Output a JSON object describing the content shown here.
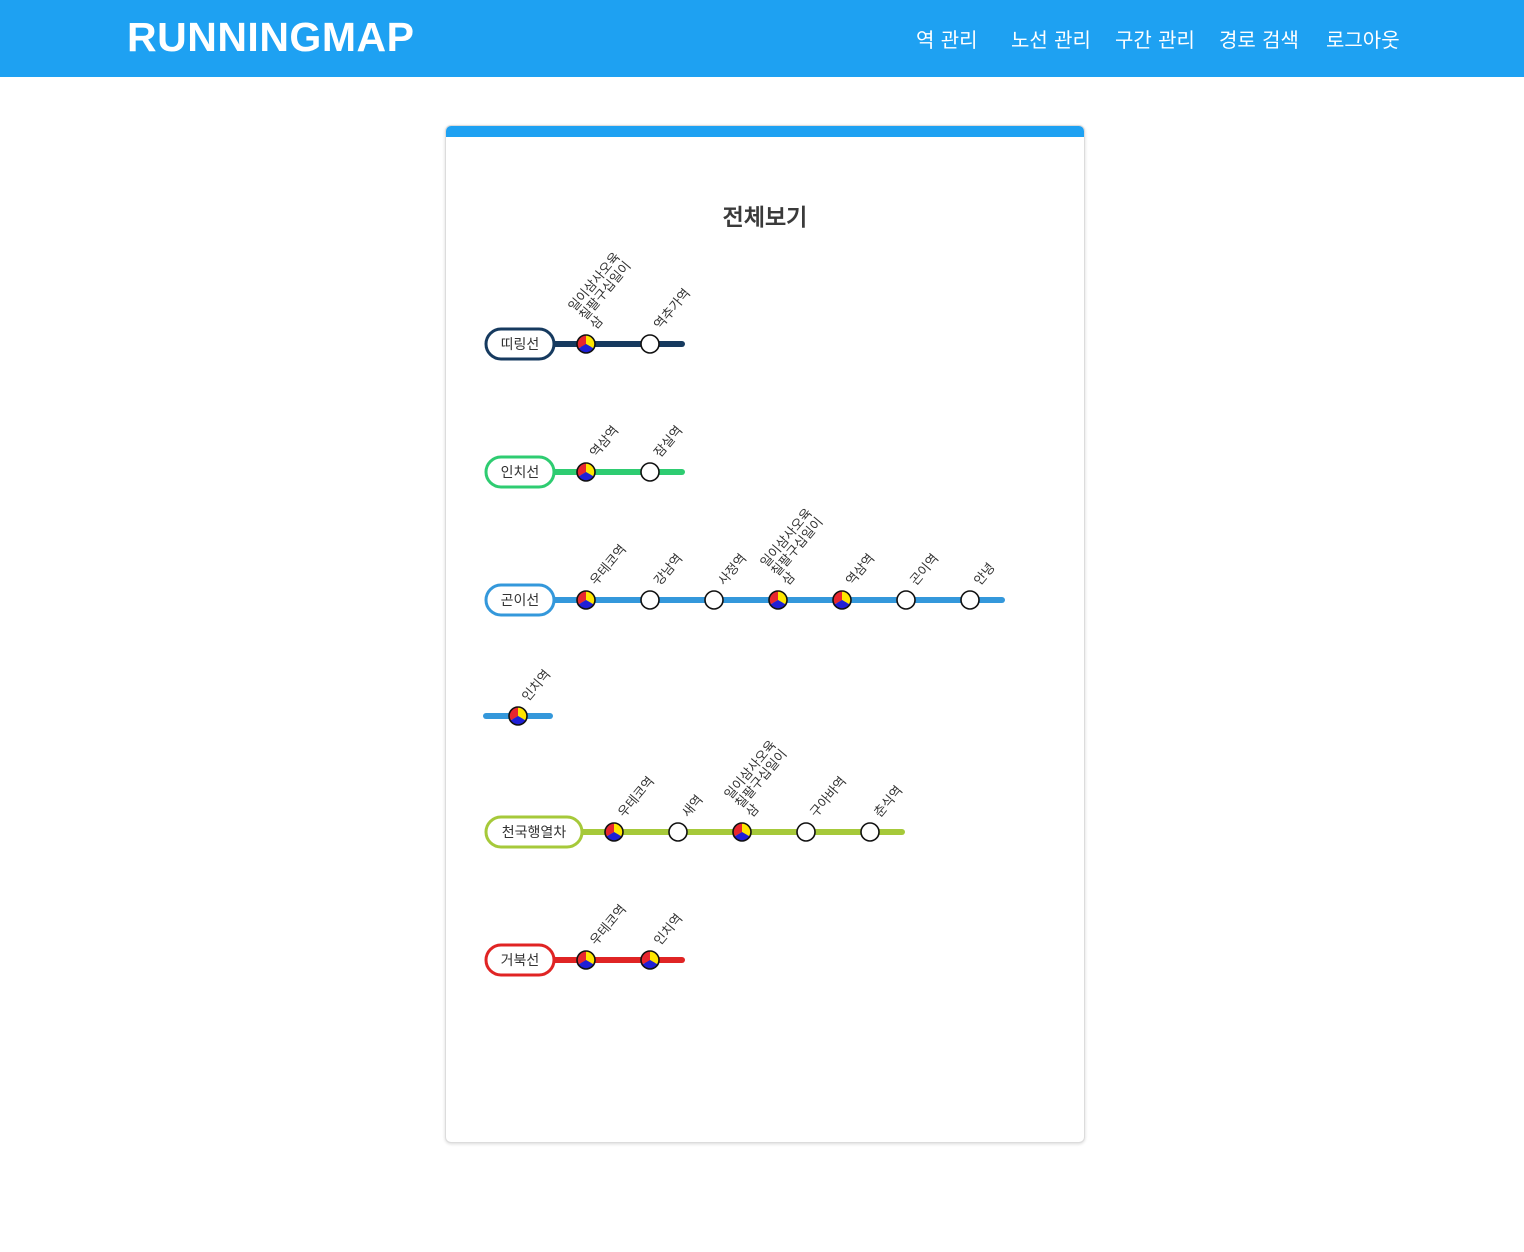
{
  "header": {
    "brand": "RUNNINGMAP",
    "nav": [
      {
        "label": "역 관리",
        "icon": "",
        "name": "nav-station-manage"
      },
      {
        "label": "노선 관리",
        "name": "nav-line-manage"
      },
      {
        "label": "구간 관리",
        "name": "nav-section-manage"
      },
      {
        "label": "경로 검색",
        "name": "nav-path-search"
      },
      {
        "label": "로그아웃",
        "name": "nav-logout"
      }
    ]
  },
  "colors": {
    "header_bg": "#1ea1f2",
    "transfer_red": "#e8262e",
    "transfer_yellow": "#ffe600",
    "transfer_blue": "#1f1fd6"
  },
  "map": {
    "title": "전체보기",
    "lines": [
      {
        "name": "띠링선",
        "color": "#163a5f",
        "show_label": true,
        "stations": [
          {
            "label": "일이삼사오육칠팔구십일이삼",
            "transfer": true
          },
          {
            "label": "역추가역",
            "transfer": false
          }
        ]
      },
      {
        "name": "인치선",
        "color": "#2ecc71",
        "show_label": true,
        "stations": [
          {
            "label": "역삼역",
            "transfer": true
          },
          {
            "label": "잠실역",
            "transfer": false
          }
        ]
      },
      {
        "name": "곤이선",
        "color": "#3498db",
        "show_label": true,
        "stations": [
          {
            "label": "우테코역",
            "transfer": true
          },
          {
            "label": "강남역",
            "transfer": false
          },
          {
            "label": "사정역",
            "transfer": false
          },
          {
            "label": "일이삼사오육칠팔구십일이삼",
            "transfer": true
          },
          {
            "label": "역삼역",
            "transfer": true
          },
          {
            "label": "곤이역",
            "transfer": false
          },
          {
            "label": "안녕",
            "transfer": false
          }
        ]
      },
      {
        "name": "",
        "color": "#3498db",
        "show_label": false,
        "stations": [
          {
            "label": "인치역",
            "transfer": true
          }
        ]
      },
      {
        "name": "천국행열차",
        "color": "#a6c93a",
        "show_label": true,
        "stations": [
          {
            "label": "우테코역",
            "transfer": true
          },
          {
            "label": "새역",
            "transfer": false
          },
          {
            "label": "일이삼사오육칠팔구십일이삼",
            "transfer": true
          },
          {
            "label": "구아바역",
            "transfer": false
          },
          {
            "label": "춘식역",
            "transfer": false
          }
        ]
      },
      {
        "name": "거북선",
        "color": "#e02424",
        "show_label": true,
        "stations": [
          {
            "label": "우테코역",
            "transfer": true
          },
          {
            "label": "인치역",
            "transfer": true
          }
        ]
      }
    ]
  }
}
=-=-=
**WRITTEN EXERCISE:**
Set down the complete material exactly, but do not include the images.

**ANSWER FOR THIS EXERCISE:**
Output a JSON object describing the content shown here.
{
  "header": {
    "brand": "RUNNINGMAP",
    "nav": [
      {
        "label": "역 관리",
        "icon": "",
        "name": "nav-station-manage"
      },
      {
        "label": "노선 관리",
        "name": "nav-line-manage"
      },
      {
        "label": "구간 관리",
        "name": "nav-section-manage"
      },
      {
        "label": "경로 검색",
        "name": "nav-path-search"
      },
      {
        "label": "로그아웃",
        "name": "nav-logout"
      }
    ]
  },
  "colors": {
    "header_bg": "#1ea1f2",
    "transfer_red": "#e8262e",
    "transfer_yellow": "#ffe600",
    "transfer_blue": "#1f1fd6"
  },
  "map": {
    "title": "전체보기",
    "lines": [
      {
        "name": "띠링선",
        "color": "#163a5f",
        "show_label": true,
        "stations": [
          {
            "label": "일이삼사오육칠팔구십일이삼",
            "transfer": true
          },
          {
            "label": "역추가역",
            "transfer": false
          }
        ]
      },
      {
        "name": "인치선",
        "color": "#2ecc71",
        "show_label": true,
        "stations": [
          {
            "label": "역삼역",
            "transfer": true
          },
          {
            "label": "잠실역",
            "transfer": false
          }
        ]
      },
      {
        "name": "곤이선",
        "color": "#3498db",
        "show_label": true,
        "stations": [
          {
            "label": "우테코역",
            "transfer": true
          },
          {
            "label": "강남역",
            "transfer": false
          },
          {
            "label": "사정역",
            "transfer": false
          },
          {
            "label": "일이삼사오육칠팔구십일이삼",
            "transfer": true
          },
          {
            "label": "역삼역",
            "transfer": true
          },
          {
            "label": "곤이역",
            "transfer": false
          },
          {
            "label": "안녕",
            "transfer": false
          }
        ]
      },
      {
        "name": "",
        "color": "#3498db",
        "show_label": false,
        "stations": [
          {
            "label": "인치역",
            "transfer": true
          }
        ]
      },
      {
        "name": "천국행열차",
        "color": "#a6c93a",
        "show_label": true,
        "stations": [
          {
            "label": "우테코역",
            "transfer": true
          },
          {
            "label": "새역",
            "transfer": false
          },
          {
            "label": "일이삼사오육칠팔구십일이삼",
            "transfer": true
          },
          {
            "label": "구아바역",
            "transfer": false
          },
          {
            "label": "춘식역",
            "transfer": false
          }
        ]
      },
      {
        "name": "거북선",
        "color": "#e02424",
        "show_label": true,
        "stations": [
          {
            "label": "우테코역",
            "transfer": true
          },
          {
            "label": "인치역",
            "transfer": true
          }
        ]
      }
    ]
  }
}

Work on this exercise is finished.